Stored dataset items

● ● ● ●

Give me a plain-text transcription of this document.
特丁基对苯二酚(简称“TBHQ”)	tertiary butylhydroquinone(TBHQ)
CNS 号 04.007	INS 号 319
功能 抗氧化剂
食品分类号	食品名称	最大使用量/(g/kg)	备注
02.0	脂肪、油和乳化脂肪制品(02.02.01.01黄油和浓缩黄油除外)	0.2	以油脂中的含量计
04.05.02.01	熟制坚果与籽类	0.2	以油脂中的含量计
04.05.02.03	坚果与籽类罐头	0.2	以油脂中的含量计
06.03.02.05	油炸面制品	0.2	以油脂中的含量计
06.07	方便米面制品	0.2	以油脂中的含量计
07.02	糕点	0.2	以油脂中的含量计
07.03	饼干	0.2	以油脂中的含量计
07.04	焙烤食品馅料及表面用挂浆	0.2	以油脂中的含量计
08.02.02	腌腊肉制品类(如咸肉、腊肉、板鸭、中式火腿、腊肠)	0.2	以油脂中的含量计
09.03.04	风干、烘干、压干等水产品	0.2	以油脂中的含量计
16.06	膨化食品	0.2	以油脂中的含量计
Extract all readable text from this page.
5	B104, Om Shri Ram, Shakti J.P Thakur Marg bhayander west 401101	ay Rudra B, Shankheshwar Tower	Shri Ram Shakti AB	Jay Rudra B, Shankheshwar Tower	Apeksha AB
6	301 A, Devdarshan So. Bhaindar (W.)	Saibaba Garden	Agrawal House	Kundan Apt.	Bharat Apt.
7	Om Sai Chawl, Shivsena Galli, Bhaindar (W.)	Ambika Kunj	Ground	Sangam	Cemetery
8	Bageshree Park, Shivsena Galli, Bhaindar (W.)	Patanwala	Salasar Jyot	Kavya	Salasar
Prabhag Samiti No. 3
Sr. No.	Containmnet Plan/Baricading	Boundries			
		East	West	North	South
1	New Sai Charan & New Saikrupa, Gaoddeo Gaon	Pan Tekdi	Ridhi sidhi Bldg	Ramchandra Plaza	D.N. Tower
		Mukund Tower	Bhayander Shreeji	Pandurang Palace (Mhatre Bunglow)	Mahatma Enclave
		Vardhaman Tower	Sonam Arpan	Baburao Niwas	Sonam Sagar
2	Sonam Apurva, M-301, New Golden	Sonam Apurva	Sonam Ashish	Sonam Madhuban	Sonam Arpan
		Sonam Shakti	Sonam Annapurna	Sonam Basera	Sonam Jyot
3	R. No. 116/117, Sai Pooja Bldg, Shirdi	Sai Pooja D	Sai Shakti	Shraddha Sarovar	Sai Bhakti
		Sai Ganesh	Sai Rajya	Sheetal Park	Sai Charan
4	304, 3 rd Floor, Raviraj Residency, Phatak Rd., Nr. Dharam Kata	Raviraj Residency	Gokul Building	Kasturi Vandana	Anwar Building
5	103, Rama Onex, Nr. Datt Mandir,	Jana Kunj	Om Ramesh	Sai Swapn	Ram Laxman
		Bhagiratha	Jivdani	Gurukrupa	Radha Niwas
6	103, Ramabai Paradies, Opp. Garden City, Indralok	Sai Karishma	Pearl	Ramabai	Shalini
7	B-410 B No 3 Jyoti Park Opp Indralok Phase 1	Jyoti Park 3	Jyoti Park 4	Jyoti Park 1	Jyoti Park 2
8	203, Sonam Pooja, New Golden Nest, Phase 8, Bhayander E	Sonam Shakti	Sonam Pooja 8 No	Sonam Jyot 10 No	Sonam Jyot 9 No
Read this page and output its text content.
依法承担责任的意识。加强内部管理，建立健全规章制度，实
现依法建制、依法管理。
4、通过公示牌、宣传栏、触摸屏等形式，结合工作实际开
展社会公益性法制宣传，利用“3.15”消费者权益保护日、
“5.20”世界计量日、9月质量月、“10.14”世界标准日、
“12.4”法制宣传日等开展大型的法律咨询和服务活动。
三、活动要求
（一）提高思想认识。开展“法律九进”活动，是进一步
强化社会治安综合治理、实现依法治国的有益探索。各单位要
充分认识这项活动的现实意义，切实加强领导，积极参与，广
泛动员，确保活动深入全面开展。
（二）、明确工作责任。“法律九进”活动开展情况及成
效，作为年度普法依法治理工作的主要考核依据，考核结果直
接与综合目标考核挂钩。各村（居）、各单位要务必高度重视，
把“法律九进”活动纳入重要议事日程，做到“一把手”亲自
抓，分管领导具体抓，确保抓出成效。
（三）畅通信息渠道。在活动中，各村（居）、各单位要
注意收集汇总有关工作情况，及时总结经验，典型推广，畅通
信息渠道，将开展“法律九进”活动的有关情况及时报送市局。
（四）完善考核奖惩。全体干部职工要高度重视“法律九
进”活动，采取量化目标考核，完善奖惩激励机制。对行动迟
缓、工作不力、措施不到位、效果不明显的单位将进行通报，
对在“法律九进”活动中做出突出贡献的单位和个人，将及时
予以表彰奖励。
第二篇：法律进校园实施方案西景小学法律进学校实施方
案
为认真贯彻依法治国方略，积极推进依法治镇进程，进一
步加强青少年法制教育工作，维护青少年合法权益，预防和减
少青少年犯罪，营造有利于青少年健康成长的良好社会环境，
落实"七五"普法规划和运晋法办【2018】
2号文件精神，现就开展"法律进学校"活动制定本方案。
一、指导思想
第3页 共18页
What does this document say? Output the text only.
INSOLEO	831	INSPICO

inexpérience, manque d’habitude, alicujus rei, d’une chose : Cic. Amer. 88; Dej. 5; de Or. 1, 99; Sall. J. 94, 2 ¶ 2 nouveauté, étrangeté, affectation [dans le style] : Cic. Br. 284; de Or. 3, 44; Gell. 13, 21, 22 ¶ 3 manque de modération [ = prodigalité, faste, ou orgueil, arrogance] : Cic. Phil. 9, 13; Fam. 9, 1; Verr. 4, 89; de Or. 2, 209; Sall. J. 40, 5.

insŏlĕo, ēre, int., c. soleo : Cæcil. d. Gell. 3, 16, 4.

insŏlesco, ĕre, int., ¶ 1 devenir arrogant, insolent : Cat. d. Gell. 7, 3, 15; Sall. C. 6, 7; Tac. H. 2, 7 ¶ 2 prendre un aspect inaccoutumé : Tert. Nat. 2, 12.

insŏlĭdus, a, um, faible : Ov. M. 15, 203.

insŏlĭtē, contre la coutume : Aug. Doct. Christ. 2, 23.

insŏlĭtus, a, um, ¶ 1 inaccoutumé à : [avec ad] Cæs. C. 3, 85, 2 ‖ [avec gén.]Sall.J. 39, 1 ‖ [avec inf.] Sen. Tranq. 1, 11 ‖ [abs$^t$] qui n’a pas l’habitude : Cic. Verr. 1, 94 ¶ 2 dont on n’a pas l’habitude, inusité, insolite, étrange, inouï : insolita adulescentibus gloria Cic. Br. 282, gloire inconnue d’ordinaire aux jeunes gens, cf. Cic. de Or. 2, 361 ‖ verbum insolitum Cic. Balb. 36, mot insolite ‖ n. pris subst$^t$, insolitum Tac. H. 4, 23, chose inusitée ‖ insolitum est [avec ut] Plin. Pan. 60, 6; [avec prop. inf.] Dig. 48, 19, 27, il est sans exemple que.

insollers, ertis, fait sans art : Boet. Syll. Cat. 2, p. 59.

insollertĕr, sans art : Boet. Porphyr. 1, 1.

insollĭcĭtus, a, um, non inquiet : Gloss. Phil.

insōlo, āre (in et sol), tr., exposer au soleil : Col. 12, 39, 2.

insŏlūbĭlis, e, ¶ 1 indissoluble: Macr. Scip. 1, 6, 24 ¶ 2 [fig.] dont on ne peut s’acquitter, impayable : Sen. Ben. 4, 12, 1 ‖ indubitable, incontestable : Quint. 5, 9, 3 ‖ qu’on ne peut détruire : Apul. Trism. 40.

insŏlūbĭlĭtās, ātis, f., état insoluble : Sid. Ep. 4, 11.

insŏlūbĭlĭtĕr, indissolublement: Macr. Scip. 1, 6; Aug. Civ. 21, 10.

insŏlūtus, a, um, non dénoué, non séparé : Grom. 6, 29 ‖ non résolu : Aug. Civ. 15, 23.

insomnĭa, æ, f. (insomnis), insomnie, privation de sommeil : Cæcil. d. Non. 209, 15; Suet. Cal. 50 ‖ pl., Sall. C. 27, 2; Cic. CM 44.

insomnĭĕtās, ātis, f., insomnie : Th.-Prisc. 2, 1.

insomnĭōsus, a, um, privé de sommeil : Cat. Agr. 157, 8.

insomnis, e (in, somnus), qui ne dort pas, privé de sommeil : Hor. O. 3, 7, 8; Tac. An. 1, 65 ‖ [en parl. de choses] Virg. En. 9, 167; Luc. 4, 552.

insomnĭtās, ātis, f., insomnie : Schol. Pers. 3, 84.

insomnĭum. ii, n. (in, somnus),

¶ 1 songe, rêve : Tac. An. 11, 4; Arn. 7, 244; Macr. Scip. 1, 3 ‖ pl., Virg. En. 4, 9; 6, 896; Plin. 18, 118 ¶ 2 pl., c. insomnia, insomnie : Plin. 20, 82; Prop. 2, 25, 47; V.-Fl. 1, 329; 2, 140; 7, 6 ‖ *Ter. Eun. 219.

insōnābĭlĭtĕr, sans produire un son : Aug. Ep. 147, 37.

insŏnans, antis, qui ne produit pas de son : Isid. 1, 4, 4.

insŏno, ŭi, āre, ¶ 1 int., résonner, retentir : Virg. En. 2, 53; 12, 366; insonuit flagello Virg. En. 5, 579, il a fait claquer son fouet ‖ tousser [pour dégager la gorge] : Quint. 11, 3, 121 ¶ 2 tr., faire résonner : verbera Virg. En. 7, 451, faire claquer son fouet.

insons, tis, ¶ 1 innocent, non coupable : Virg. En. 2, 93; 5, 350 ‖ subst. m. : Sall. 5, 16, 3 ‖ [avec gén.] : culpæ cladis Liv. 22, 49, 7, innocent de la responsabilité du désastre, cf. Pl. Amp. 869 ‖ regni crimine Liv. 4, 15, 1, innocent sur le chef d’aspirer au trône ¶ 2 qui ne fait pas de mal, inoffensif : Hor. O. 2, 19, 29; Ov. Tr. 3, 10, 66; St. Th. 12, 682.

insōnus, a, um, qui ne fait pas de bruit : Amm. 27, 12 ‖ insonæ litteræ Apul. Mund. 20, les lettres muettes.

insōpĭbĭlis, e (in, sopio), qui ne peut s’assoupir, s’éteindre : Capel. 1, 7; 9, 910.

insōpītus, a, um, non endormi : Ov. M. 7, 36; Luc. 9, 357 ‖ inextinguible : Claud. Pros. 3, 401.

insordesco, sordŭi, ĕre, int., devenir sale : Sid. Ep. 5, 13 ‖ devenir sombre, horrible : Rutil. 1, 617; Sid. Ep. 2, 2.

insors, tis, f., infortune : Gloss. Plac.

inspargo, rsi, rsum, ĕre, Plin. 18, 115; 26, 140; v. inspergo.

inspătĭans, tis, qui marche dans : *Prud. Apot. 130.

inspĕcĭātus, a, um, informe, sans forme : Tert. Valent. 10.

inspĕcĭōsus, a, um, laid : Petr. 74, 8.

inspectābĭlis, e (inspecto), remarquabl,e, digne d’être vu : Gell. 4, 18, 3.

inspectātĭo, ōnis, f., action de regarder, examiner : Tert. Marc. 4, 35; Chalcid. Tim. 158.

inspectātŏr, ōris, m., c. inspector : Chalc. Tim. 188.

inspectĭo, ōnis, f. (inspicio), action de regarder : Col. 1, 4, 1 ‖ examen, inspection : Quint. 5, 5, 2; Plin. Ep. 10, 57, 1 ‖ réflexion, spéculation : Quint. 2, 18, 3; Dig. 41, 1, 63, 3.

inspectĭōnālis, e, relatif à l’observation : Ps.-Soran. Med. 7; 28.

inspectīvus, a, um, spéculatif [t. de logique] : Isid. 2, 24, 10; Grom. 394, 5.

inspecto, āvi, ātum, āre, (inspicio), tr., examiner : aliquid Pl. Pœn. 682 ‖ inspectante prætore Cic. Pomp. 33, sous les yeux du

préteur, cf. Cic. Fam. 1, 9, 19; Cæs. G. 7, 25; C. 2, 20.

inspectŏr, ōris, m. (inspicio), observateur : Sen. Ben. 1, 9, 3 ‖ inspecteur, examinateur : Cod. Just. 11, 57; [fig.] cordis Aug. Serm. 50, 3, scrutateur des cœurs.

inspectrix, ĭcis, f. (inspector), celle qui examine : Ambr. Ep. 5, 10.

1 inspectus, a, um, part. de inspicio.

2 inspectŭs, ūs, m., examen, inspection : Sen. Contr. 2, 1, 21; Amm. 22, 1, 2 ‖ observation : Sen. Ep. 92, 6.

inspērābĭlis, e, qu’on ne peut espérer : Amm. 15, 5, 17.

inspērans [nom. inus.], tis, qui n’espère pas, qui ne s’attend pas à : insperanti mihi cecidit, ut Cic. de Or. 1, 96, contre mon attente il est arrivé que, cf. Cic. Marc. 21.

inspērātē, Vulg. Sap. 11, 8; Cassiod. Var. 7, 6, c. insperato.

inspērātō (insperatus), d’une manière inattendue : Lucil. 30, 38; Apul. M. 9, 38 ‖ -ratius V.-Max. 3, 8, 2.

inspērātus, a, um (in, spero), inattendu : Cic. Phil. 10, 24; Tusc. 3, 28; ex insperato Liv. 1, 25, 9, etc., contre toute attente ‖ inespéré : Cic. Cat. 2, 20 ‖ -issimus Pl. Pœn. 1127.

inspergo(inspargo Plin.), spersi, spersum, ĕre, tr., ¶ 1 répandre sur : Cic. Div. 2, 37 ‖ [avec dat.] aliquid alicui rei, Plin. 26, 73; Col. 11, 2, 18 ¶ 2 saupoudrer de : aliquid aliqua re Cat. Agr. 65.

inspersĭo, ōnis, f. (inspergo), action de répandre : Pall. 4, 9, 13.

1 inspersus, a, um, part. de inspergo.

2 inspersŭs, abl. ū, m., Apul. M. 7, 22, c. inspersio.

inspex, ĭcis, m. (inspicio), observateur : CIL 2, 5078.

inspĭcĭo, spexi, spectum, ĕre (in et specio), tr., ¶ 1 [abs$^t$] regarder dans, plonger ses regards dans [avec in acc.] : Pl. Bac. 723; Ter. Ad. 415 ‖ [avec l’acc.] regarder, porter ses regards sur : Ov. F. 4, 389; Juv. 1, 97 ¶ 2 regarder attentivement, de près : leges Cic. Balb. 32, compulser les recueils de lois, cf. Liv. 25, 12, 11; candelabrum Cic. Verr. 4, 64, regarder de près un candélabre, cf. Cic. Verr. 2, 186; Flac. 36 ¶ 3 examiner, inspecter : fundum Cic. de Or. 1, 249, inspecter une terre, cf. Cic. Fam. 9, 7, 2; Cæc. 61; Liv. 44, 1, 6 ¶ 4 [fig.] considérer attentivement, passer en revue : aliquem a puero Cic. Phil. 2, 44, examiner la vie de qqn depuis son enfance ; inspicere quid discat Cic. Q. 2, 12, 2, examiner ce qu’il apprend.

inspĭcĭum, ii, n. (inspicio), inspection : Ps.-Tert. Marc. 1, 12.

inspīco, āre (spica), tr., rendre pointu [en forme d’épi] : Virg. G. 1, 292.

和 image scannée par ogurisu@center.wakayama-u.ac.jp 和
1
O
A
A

● ● ● ●

WRITTEN EXERCISE: Take every line containing the word "Arpan" and copy it.

SOLUTION FOR THIS EXERCISE:
		Vardhaman Tower	Sonam Arpan	Baburao Niwas	Sonam Sagar
2	Sonam Apurva, M-301, New Golden	Sonam Apurva	Sonam Ashish	Sonam Madhuban	Sonam Arpan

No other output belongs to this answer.